____ Records provided

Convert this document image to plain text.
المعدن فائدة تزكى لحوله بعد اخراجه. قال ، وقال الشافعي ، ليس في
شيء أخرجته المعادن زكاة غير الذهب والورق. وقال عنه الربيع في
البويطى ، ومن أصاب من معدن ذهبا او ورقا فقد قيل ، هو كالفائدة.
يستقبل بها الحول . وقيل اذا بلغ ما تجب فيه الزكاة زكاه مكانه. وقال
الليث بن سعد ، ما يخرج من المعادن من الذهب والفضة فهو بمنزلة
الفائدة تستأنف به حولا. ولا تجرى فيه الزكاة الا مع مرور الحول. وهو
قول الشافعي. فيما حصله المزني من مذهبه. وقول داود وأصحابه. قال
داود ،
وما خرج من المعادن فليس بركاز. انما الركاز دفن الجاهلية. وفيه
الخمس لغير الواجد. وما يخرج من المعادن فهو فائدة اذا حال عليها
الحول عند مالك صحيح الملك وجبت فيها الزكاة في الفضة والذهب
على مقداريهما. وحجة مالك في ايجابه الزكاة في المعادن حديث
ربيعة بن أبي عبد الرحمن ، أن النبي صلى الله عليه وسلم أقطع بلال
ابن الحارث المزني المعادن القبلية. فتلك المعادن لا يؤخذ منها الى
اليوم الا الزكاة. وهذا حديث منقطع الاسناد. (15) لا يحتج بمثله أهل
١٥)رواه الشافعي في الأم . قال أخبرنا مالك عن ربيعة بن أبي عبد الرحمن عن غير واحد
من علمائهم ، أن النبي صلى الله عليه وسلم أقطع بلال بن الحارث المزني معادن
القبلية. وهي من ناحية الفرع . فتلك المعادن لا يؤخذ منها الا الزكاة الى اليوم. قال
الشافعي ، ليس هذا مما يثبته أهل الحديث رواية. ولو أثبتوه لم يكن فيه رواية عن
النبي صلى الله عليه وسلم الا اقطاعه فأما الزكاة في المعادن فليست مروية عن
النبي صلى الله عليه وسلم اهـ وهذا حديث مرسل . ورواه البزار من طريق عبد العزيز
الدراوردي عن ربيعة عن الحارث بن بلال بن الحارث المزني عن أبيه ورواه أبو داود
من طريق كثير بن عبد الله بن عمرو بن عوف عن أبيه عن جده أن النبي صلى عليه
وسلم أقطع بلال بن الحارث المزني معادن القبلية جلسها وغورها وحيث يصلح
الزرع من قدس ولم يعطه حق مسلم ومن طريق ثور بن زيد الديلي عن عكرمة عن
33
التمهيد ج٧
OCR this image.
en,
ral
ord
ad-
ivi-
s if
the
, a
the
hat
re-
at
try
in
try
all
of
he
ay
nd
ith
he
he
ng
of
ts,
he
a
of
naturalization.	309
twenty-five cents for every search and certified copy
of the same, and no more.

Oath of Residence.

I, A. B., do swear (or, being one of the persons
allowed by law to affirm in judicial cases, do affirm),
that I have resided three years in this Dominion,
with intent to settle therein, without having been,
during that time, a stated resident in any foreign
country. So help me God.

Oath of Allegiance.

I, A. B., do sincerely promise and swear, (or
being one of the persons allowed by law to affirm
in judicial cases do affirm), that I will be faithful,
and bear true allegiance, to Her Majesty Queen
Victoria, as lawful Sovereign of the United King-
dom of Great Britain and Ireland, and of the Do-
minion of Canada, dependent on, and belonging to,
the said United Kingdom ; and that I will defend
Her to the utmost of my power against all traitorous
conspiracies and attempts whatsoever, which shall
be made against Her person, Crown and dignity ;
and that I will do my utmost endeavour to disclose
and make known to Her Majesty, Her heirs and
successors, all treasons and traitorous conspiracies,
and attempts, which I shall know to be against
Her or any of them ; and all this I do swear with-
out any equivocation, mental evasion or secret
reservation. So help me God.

________

## Instructions to follow
Go through the records and print each one exactly.

## Result of this exercise
Convert this document image to plain text.
المعدن فائدة تزكى لحوله بعد اخراجه. قال ، وقال الشافعي ، ليس في
شيء أخرجته المعادن زكاة غير الذهب والورق. وقال عنه الربيع في
البويطى ، ومن أصاب من معدن ذهبا او ورقا فقد قيل ، هو كالفائدة.
يستقبل بها الحول . وقيل اذا بلغ ما تجب فيه الزكاة زكاه مكانه. وقال
الليث بن سعد ، ما يخرج من المعادن من الذهب والفضة فهو بمنزلة
الفائدة تستأنف به حولا. ولا تجرى فيه الزكاة الا مع مرور الحول. وهو
قول الشافعي. فيما حصله المزني من مذهبه. وقول داود وأصحابه. قال
داود ،
وما خرج من المعادن فليس بركاز. انما الركاز دفن الجاهلية. وفيه
الخمس لغير الواجد. وما يخرج من المعادن فهو فائدة اذا حال عليها
الحول عند مالك صحيح الملك وجبت فيها الزكاة في الفضة والذهب
على مقداريهما. وحجة مالك في ايجابه الزكاة في المعادن حديث
ربيعة بن أبي عبد الرحمن ، أن النبي صلى الله عليه وسلم أقطع بلال
ابن الحارث المزني المعادن القبلية. فتلك المعادن لا يؤخذ منها الى
اليوم الا الزكاة. وهذا حديث منقطع الاسناد. (15) لا يحتج بمثله أهل
١٥)رواه الشافعي في الأم . قال أخبرنا مالك عن ربيعة بن أبي عبد الرحمن عن غير واحد
من علمائهم ، أن النبي صلى الله عليه وسلم أقطع بلال بن الحارث المزني معادن
القبلية. وهي من ناحية الفرع . فتلك المعادن لا يؤخذ منها الا الزكاة الى اليوم. قال
الشافعي ، ليس هذا مما يثبته أهل الحديث رواية. ولو أثبتوه لم يكن فيه رواية عن
النبي صلى الله عليه وسلم الا اقطاعه فأما الزكاة في المعادن فليست مروية عن
النبي صلى الله عليه وسلم اهـ وهذا حديث مرسل . ورواه البزار من طريق عبد العزيز
الدراوردي عن ربيعة عن الحارث بن بلال بن الحارث المزني عن أبيه ورواه أبو داود
من طريق كثير بن عبد الله بن عمرو بن عوف عن أبيه عن جده أن النبي صلى عليه
وسلم أقطع بلال بن الحارث المزني معادن القبلية جلسها وغورها وحيث يصلح
الزرع من قدس ولم يعطه حق مسلم ومن طريق ثور بن زيد الديلي عن عكرمة عن
33
التمهيد ج٧
OCR this image.
en,
ral
ord
ad-
ivi-
s if
the
, a
the
hat
re-
at
try
in
try
all
of
he
ay
nd
ith
he
he
ng
of
ts,
he
a
of
naturalization.	309
twenty-five cents for every search and certified copy
of the same, and no more.

Oath of Residence.

I, A. B., do swear (or, being one of the persons
allowed by law to affirm in judicial cases, do affirm),
that I have resided three years in this Dominion,
with intent to settle therein, without having been,
during that time, a stated resident in any foreign
country. So help me God.

Oath of Allegiance.

I, A. B., do sincerely promise and swear, (or
being one of the persons allowed by law to affirm
in judicial cases do affirm), that I will be faithful,
and bear true allegiance, to Her Majesty Queen
Victoria, as lawful Sovereign of the United King-
dom of Great Britain and Ireland, and of the Do-
minion of Canada, dependent on, and belonging to,
the said United Kingdom ; and that I will defend
Her to the utmost of my power against all traitorous
conspiracies and attempts whatsoever, which shall
be made against Her person, Crown and dignity ;
and that I will do my utmost endeavour to disclose
and make known to Her Majesty, Her heirs and
successors, all treasons and traitorous conspiracies,
and attempts, which I shall know to be against
Her or any of them ; and all this I do swear with-
out any equivocation, mental evasion or secret
reservation. So help me God.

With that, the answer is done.